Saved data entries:
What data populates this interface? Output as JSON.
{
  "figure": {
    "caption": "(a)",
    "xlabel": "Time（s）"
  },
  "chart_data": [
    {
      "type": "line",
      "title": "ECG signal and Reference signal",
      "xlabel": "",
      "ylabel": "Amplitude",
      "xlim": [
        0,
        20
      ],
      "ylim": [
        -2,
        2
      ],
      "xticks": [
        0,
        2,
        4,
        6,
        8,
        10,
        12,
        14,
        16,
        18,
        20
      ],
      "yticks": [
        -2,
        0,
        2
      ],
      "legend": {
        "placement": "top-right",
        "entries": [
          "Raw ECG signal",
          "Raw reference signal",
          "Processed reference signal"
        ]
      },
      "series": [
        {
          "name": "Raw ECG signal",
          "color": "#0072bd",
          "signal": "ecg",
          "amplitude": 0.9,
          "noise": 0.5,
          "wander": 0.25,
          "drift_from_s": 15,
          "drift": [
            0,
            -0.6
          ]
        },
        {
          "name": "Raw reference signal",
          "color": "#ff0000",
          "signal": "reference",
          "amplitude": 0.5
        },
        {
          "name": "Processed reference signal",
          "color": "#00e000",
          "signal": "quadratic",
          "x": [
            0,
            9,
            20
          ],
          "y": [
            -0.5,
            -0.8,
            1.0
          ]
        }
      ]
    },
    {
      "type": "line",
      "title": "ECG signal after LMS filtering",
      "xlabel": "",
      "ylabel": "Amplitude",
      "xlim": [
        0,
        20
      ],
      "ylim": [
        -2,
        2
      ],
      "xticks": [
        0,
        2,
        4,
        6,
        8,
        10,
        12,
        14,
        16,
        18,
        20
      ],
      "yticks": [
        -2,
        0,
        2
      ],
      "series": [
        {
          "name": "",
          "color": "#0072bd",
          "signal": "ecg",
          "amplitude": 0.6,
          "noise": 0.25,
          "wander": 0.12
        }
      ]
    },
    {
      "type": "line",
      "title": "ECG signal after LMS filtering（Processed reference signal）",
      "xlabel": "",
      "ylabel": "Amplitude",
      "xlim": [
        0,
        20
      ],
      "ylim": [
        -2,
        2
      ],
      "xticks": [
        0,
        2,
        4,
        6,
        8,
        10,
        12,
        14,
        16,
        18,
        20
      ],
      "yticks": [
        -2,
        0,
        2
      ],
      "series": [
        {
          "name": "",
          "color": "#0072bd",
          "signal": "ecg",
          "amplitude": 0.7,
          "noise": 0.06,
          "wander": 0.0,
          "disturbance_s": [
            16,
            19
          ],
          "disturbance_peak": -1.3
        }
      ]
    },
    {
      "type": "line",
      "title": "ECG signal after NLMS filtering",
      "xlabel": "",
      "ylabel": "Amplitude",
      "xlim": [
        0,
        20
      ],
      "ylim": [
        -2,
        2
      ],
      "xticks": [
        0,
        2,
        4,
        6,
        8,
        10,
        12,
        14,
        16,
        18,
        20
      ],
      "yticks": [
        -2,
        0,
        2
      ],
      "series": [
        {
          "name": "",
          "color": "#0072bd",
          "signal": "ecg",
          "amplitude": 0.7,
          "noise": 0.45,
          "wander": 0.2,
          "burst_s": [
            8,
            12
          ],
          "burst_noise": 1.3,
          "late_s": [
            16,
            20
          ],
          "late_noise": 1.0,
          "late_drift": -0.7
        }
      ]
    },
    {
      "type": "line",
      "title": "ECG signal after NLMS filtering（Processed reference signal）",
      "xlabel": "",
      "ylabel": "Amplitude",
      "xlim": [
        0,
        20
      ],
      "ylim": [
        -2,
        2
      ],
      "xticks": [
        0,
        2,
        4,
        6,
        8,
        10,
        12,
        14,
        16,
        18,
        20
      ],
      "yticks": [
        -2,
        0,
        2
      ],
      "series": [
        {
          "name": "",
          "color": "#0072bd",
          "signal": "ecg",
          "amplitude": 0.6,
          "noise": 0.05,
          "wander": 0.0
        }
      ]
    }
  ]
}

## PROBLEM REQUIREMENTS
Please quote the records above exactly, without skipping a line.

## TASK OUTPUT
What data populates this interface? Output as JSON.
{
  "figure": {
    "caption": "(a)",
    "xlabel": "Time（s）"
  },
  "chart_data": [
    {
      "type": "line",
      "title": "ECG signal and Reference signal",
      "xlabel": "",
      "ylabel": "Amplitude",
      "xlim": [
        0,
        20
      ],
      "ylim": [
        -2,
        2
      ],
      "xticks": [
        0,
        2,
        4,
        6,
        8,
        10,
        12,
        14,
        16,
        18,
        20
      ],
      "yticks": [
        -2,
        0,
        2
      ],
      "legend": {
        "placement": "top-right",
        "entries": [
          "Raw ECG signal",
          "Raw reference signal",
          "Processed reference signal"
        ]
      },
      "series": [
        {
          "name": "Raw ECG signal",
          "color": "#0072bd",
          "signal": "ecg",
          "amplitude": 0.9,
          "noise": 0.5,
          "wander": 0.25,
          "drift_from_s": 15,
          "drift": [
            0,
            -0.6
          ]
        },
        {
          "name": "Raw reference signal",
          "color": "#ff0000",
          "signal": "reference",
          "amplitude": 0.5
        },
        {
          "name": "Processed reference signal",
          "color": "#00e000",
          "signal": "quadratic",
          "x": [
            0,
            9,
            20
          ],
          "y": [
            -0.5,
            -0.8,
            1.0
          ]
        }
      ]
    },
    {
      "type": "line",
      "title": "ECG signal after LMS filtering",
      "xlabel": "",
      "ylabel": "Amplitude",
      "xlim": [
        0,
        20
      ],
      "ylim": [
        -2,
        2
      ],
      "xticks": [
        0,
        2,
        4,
        6,
        8,
        10,
        12,
        14,
        16,
        18,
        20
      ],
      "yticks": [
        -2,
        0,
        2
      ],
      "series": [
        {
          "name": "",
          "color": "#0072bd",
          "signal": "ecg",
          "amplitude": 0.6,
          "noise": 0.25,
          "wander": 0.12
        }
      ]
    },
    {
      "type": "line",
      "title": "ECG signal after LMS filtering（Processed reference signal）",
      "xlabel": "",
      "ylabel": "Amplitude",
      "xlim": [
        0,
        20
      ],
      "ylim": [
        -2,
        2
      ],
      "xticks": [
        0,
        2,
        4,
        6,
        8,
        10,
        12,
        14,
        16,
        18,
        20
      ],
      "yticks": [
        -2,
        0,
        2
      ],
      "series": [
        {
          "name": "",
          "color": "#0072bd",
          "signal": "ecg",
          "amplitude": 0.7,
          "noise": 0.06,
          "wander": 0.0,
          "disturbance_s": [
            16,
            19
          ],
          "disturbance_peak": -1.3
        }
      ]
    },
    {
      "type": "line",
      "title": "ECG signal after NLMS filtering",
      "xlabel": "",
      "ylabel": "Amplitude",
      "xlim": [
        0,
        20
      ],
      "ylim": [
        -2,
        2
      ],
      "xticks": [
        0,
        2,
        4,
        6,
        8,
        10,
        12,
        14,
        16,
        18,
        20
      ],
      "yticks": [
        -2,
        0,
        2
      ],
      "series": [
        {
          "name": "",
          "color": "#0072bd",
          "signal": "ecg",
          "amplitude": 0.7,
          "noise": 0.45,
          "wander": 0.2,
          "burst_s": [
            8,
            12
          ],
          "burst_noise": 1.3,
          "late_s": [
            16,
            20
          ],
          "late_noise": 1.0,
          "late_drift": -0.7
        }
      ]
    },
    {
      "type": "line",
      "title": "ECG signal after NLMS filtering（Processed reference signal）",
      "xlabel": "",
      "ylabel": "Amplitude",
      "xlim": [
        0,
        20
      ],
      "ylim": [
        -2,
        2
      ],
      "xticks": [
        0,
        2,
        4,
        6,
        8,
        10,
        12,
        14,
        16,
        18,
        20
      ],
      "yticks": [
        -2,
        0,
        2
      ],
      "series": [
        {
          "name": "",
          "color": "#0072bd",
          "signal": "ecg",
          "amplitude": 0.6,
          "noise": 0.05,
          "wander": 0.0
        }
      ]
    }
  ]
}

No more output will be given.